> [SELECTED EXCERPT]
Infographic: How Gens X, Y and Z Consume Video Content
A new infographic shows how content consumers across generations interact with video content — unsurprisingly, Gen Z consumes video at a higher frequency than their Gen Y and Gen X counterparts, but the platform and preferred format data may surprise you. AdWeek

Facebook Videos Will Now Play With the Sound on by Default
In contrast with a decision made last year to keep the sound from auto-playing on videos in the News Feed, Facebook has opted to turn the automatic sound back on for videos after rumored pressure from advertisers. User groups have reviewed this favorably, but there is also the option to disable auto-play with sound in your individual settings. AdAge

How to Hire an SEO [Video]
Hiring a good SEO is a daunting task for many — but Google’s Maile Ohye is here to help with some useful tips. First and foremost, SEO isn’t black magic. She also points out that an SEO is only as good as the site they have to work with in terms of credibility and content. Google Webmasters

The Impact of Email List Segmentation on Engagement
Personalizing content in your emails by segmentation works, according to a new study from MailChimp. The study saw open rates increase by 14% where segmentation was used, and a whopping 101% increase in click through rate. MarketingProfs

Google Asked to Remove Over a Million Websites for Copyright Infringement
Google’s Transparency Report showed that the search engine recently hit a major milestone – they’ve been asked to remove one million domains from their search results and two billion individual URLs. Some of these are due to copyright infringement or illegal content, but others are due to personal preference of the reporting user. For the latter, Google has the option to deny the request. Search Engine Journal

Get Ready for Pinners to Search Outside the Box
On February 8th, Pinterest announced Pinterest Lens (in Beta): “Pinterest Lens uses people’s mobile cameras to search for ideas using objects they see out in the real world. Just point Lens at a pair of shoes, and tap to see related styles.” Pinterest

Facebook’s Rolling Out a New Job Posting Option for Pages
Social Media Today reports: “This week, Facebook has confirmed that this new functionality is being rolled out to all business Pages, starting with North American-based organizations […] the workflow is fairly straightforward – when you want to advertise an open position, you click on the ‘Create Job’ option, which will be added to the new Page post options buttons.” Social Media Today

Mobile makes up 21 pct. of online spending in Q4, as digital commerce reaches $109 billion
ComScore released their 2016 eCommerce spending figures, and the results are in – consumers spent 21% ($22.7 Billion) of total online revenue (109.3 Billion) on mobile. Online revenue still didn’t overtake retail during the holiday season, but there’s always next year. Marketing Land

What were your top online marketing news stories this week?

> [REQUIREMENT] From the marketing news roundup, return the stretch from "Mobile makes up" through "stories this week?". The entries that follow are separate material, unrelated to the text.

> [Stored dataset entries]
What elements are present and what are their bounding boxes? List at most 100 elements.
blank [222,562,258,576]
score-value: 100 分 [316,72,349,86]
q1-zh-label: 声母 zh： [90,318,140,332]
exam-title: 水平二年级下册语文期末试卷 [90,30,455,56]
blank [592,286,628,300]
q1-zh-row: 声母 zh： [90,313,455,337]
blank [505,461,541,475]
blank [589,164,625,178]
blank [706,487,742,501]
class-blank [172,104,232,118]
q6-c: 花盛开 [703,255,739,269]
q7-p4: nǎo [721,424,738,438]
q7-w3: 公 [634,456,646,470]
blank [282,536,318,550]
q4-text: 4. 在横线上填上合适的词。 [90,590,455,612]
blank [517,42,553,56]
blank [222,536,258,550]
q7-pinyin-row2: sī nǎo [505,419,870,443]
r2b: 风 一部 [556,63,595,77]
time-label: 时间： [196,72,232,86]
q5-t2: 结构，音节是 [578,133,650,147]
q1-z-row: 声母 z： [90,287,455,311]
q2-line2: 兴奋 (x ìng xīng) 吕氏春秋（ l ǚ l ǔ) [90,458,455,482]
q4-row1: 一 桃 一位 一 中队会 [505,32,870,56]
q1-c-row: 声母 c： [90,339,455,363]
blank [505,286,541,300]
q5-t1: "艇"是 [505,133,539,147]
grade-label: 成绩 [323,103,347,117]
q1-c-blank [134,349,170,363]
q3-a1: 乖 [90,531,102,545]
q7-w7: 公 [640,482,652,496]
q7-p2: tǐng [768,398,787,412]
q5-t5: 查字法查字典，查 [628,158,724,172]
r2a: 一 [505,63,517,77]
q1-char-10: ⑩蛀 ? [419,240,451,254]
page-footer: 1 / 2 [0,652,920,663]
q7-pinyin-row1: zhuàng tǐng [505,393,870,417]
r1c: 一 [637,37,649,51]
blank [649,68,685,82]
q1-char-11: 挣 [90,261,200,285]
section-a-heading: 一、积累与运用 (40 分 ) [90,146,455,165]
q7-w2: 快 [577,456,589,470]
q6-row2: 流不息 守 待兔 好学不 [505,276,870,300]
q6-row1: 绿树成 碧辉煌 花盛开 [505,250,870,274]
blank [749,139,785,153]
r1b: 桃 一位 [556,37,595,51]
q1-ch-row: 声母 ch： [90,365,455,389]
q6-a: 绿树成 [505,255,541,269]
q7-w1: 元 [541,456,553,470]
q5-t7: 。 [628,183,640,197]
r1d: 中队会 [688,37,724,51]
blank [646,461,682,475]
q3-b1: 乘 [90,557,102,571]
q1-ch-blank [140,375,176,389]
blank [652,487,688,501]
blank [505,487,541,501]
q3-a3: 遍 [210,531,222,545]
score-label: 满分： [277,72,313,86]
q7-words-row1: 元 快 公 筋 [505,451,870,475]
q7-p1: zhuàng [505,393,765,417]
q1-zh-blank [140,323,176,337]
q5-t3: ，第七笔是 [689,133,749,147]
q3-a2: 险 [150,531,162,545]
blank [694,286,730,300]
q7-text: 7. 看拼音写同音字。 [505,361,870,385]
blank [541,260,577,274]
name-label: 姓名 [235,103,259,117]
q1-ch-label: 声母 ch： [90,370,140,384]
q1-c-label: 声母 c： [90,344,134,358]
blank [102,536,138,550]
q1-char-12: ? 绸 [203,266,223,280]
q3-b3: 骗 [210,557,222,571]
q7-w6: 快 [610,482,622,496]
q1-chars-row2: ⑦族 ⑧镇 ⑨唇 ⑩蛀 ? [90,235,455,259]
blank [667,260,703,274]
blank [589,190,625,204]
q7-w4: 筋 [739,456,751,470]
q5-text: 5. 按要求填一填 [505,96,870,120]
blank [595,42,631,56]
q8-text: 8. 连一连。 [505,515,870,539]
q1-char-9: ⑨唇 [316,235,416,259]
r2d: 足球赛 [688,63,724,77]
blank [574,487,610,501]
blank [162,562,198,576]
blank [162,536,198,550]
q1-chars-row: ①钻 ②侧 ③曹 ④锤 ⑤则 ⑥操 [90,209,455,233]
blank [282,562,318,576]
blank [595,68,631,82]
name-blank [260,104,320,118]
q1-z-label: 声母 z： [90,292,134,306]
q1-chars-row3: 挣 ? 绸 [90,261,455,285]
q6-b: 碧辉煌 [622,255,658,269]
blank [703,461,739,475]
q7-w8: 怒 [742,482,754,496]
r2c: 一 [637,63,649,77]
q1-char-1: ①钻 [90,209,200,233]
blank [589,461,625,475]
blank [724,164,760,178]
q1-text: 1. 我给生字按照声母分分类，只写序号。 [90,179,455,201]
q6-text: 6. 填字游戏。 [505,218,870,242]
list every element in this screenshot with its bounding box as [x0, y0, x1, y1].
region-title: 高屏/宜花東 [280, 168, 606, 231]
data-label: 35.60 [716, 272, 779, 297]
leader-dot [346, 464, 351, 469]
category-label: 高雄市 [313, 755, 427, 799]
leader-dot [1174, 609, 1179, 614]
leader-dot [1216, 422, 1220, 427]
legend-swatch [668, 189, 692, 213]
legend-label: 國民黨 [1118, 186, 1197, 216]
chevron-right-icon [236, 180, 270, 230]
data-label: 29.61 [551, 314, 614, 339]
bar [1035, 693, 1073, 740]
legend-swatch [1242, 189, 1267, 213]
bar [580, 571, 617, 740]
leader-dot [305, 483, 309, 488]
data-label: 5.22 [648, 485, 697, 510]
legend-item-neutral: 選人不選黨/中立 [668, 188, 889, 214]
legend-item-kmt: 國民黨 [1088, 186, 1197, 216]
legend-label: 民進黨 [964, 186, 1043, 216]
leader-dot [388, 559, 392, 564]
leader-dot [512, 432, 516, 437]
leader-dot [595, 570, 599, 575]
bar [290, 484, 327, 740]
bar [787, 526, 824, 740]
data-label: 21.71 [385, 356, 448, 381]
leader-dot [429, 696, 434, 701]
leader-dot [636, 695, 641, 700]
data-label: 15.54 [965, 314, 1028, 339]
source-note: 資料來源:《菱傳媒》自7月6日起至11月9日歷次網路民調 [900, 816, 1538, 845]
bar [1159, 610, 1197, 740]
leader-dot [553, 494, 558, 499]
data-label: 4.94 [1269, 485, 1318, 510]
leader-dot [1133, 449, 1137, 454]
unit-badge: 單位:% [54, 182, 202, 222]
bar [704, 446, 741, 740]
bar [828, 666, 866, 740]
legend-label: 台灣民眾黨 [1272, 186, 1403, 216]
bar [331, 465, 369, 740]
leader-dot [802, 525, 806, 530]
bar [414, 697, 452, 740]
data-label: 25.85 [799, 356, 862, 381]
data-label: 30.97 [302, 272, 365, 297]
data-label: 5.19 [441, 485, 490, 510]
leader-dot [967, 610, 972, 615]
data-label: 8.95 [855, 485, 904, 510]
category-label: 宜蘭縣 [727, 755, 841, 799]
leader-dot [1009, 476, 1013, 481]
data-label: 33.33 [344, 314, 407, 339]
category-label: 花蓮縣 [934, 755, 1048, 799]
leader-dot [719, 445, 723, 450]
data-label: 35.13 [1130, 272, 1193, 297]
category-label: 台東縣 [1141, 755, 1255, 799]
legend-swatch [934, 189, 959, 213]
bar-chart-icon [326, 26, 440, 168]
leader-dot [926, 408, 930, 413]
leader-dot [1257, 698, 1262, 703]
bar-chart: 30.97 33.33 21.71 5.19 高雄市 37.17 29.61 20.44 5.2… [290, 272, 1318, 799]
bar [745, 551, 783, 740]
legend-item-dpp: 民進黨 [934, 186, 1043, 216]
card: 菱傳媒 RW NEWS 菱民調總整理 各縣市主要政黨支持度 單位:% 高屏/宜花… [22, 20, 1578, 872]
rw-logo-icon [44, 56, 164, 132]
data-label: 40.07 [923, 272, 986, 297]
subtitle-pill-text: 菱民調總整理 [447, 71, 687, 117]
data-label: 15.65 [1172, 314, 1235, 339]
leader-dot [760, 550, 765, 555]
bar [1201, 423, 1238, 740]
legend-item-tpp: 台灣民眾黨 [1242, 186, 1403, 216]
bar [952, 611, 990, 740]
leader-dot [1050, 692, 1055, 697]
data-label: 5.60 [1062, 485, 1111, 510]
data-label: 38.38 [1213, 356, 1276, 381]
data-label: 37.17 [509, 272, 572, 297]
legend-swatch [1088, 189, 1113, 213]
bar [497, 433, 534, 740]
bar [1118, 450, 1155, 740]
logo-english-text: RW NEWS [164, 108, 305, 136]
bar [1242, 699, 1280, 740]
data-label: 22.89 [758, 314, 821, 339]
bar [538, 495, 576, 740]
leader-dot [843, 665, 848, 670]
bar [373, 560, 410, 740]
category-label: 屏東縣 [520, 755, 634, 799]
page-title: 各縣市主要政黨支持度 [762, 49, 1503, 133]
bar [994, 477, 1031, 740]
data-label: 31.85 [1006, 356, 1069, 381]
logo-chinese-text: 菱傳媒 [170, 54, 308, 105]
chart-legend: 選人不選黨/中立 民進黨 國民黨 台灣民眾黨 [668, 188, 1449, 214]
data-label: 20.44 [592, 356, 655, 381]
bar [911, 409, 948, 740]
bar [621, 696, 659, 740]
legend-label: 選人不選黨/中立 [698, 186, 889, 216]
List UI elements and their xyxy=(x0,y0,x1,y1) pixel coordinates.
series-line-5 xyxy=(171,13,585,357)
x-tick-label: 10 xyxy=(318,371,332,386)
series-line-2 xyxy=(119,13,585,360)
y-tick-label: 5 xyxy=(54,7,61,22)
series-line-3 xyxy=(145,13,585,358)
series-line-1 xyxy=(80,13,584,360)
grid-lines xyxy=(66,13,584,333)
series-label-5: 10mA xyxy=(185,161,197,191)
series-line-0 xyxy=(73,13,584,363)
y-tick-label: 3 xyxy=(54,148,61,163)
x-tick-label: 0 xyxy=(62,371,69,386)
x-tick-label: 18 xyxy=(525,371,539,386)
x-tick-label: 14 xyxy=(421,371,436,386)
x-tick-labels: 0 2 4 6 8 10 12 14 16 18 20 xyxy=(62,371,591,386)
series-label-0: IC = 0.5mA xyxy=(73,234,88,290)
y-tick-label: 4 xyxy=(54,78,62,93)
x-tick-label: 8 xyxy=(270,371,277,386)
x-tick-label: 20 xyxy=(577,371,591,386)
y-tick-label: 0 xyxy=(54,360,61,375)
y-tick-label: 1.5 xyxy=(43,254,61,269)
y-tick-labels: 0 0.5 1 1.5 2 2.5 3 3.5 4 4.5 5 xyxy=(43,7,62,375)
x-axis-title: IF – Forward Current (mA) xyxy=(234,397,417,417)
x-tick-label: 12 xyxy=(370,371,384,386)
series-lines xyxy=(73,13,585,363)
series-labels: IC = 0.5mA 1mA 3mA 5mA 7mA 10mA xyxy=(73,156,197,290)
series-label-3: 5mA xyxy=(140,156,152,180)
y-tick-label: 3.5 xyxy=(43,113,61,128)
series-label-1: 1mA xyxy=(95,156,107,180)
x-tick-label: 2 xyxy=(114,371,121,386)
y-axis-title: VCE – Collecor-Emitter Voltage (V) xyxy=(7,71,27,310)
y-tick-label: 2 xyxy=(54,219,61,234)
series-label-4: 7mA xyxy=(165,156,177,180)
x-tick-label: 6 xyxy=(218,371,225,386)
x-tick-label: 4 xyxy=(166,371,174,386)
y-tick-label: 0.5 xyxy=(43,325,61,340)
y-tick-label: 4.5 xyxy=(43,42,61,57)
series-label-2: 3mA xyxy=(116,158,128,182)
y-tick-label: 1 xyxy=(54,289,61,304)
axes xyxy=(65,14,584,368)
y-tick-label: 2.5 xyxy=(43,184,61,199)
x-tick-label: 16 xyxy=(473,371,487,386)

> [RESPONSE AREA]
Mobile makes up 21 pct. of online spending in Q4, as digital commerce reaches $109 billion
ComScore released their 2016 eCommerce spending figures, and the results are in – consumers spent 21% ($22.7 Billion) of total online revenue (109.3 Billion) on mobile. Online revenue still didn’t overtake retail during the holiday season, but there’s always next year. Marketing Land

What were your top online marketing news stories this week?